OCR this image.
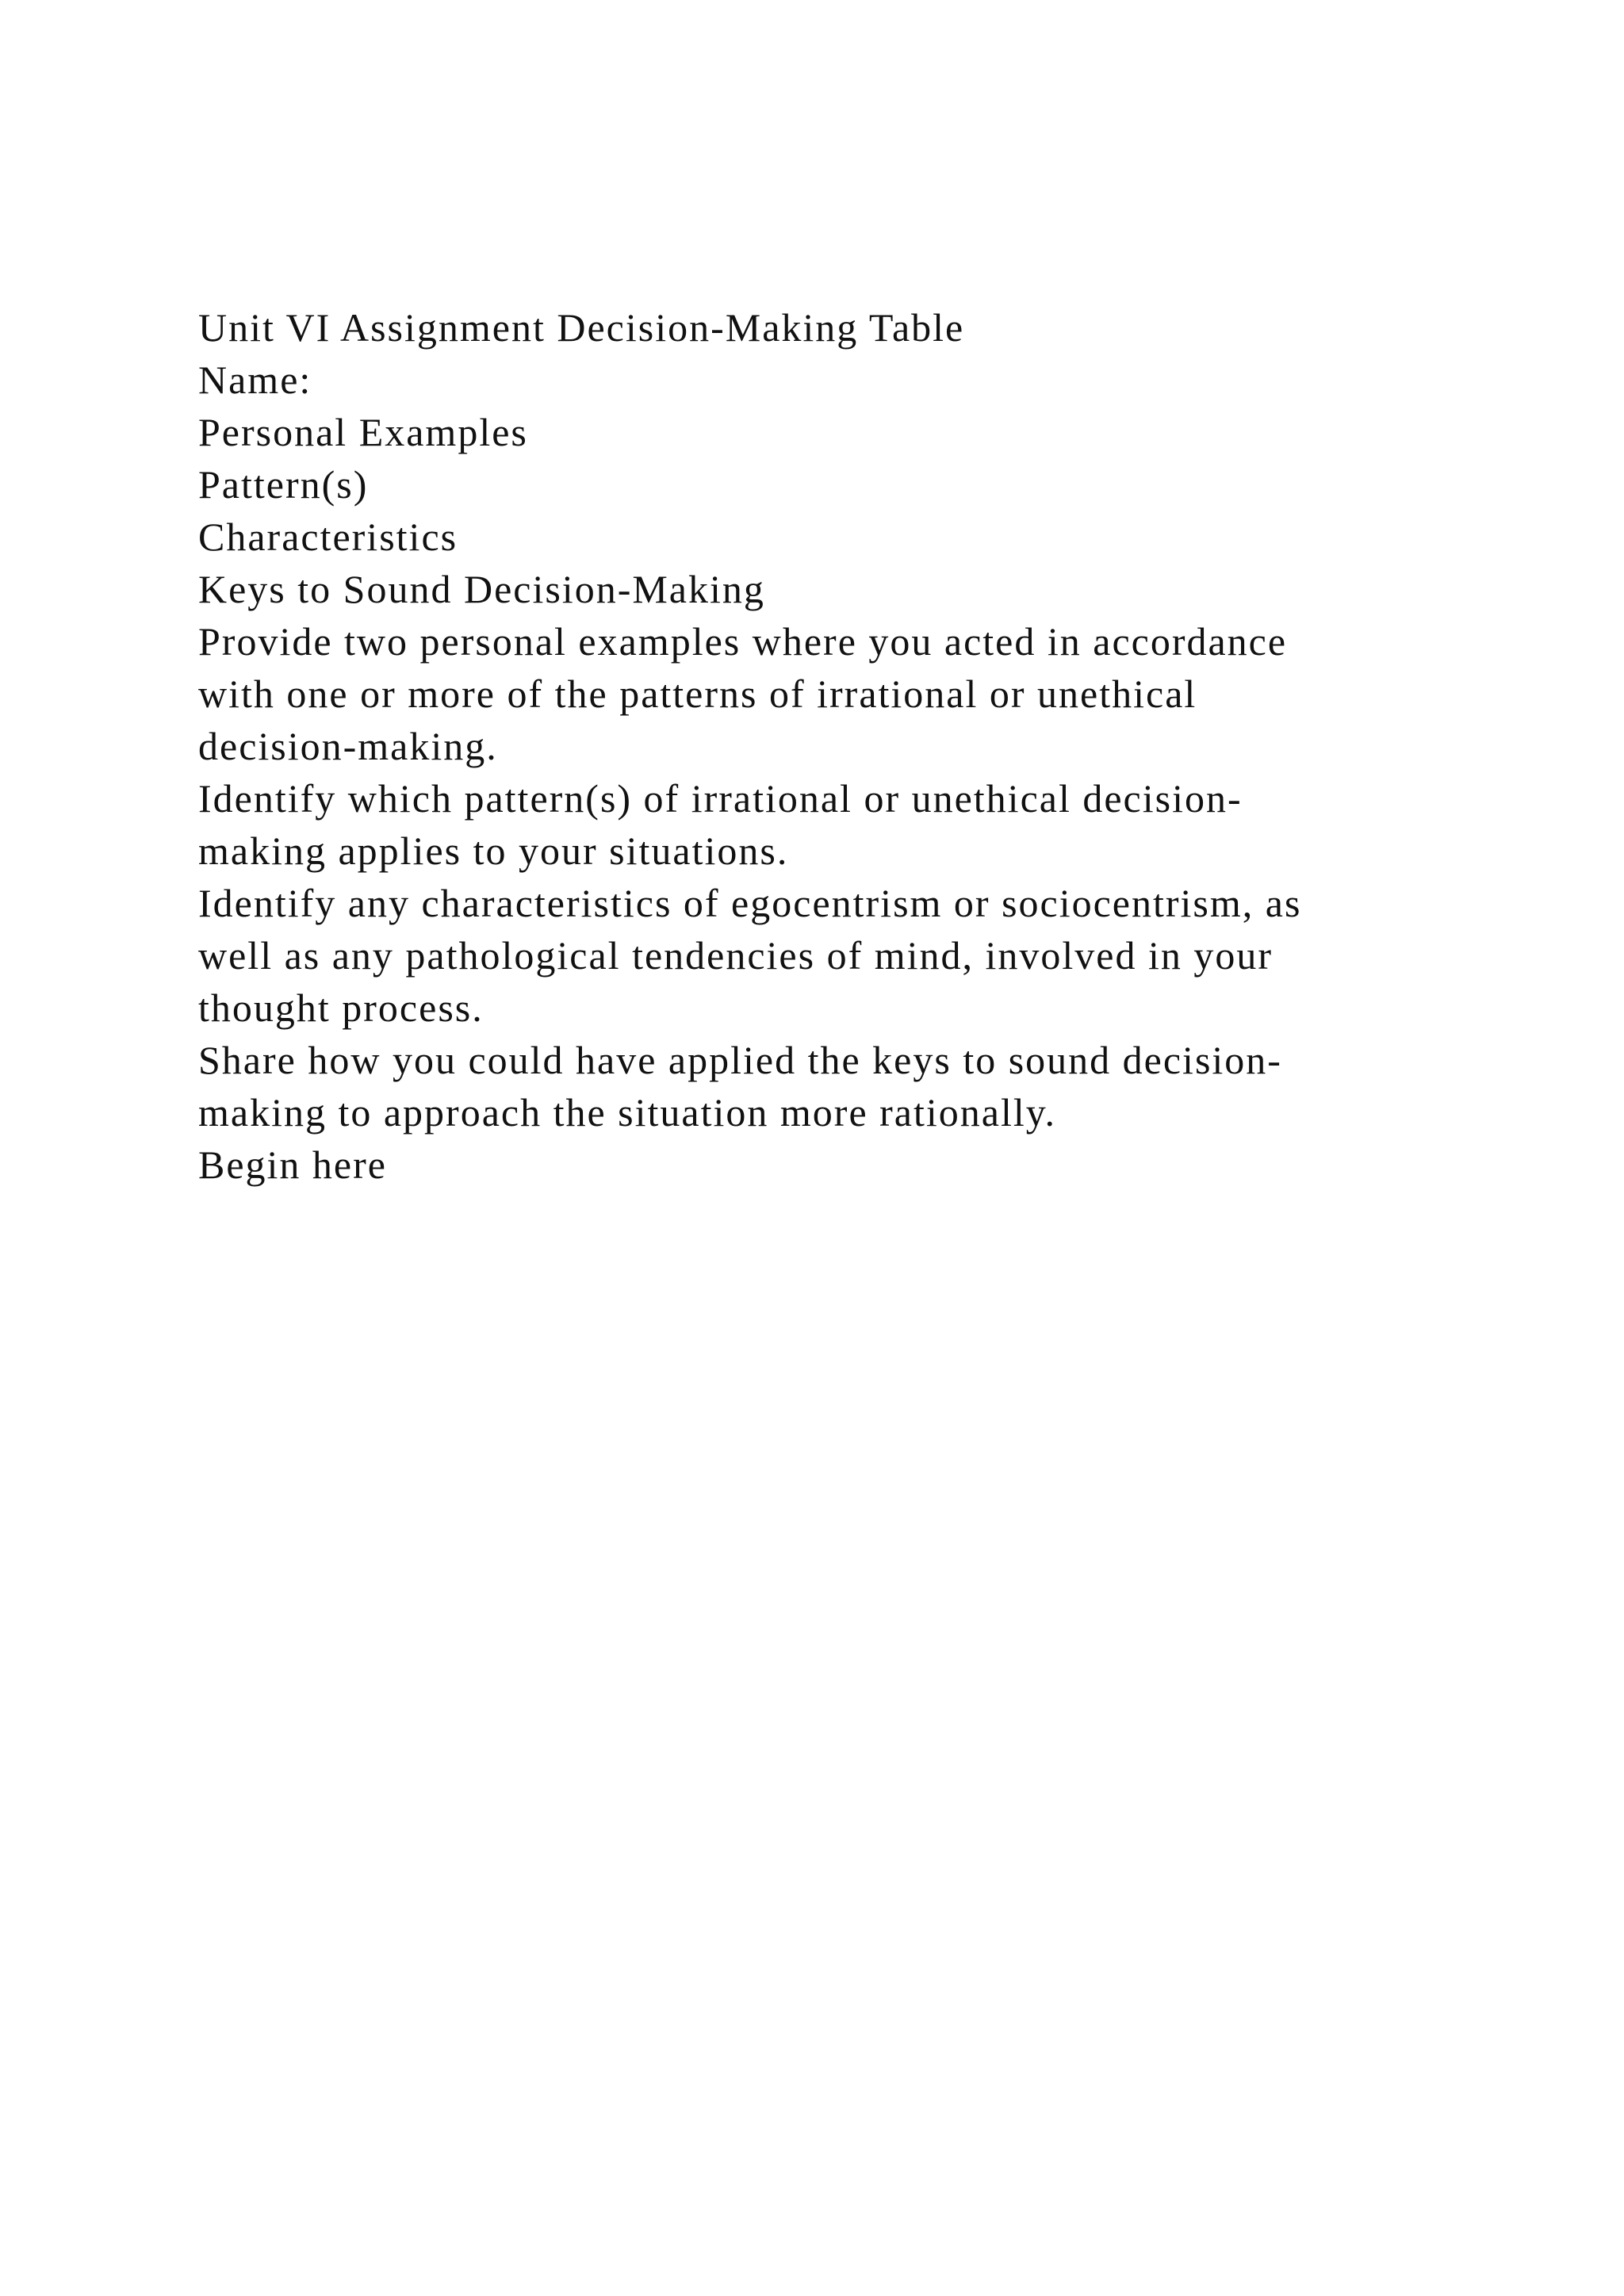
Unit VI Assignment Decision-Making Table

Name:

Personal Examples

Pattern(s)

Characteristics

Keys to Sound Decision-Making

Provide two personal examples where you acted in accordance

with one or more of the patterns of irrational or unethical

decision-making.

Identify which pattern(s) of irrational or unethical decision-

making applies to your situations.

Identify any characteristics of egocentrism or sociocentrism, as

well as any pathological tendencies of mind, involved in your

thought process.

Share how you could have applied the keys to sound decision-

making to approach the situation more rationally.

Begin here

________________________________________

▶ **Task details**:
Skip the pictures, then retype every line above exactly.

▶ **Answer to this problem**:
OCR this image.
Unit VI Assignment Decision-Making Table

Name:

Personal Examples

Pattern(s)

Characteristics

Keys to Sound Decision-Making

Provide two personal examples where you acted in accordance

with one or more of the patterns of irrational or unethical

decision-making.

Identify which pattern(s) of irrational or unethical decision-

making applies to your situations.

Identify any characteristics of egocentrism or sociocentrism, as

well as any pathological tendencies of mind, involved in your

thought process.

Share how you could have applied the keys to sound decision-

making to approach the situation more rationally.

Begin here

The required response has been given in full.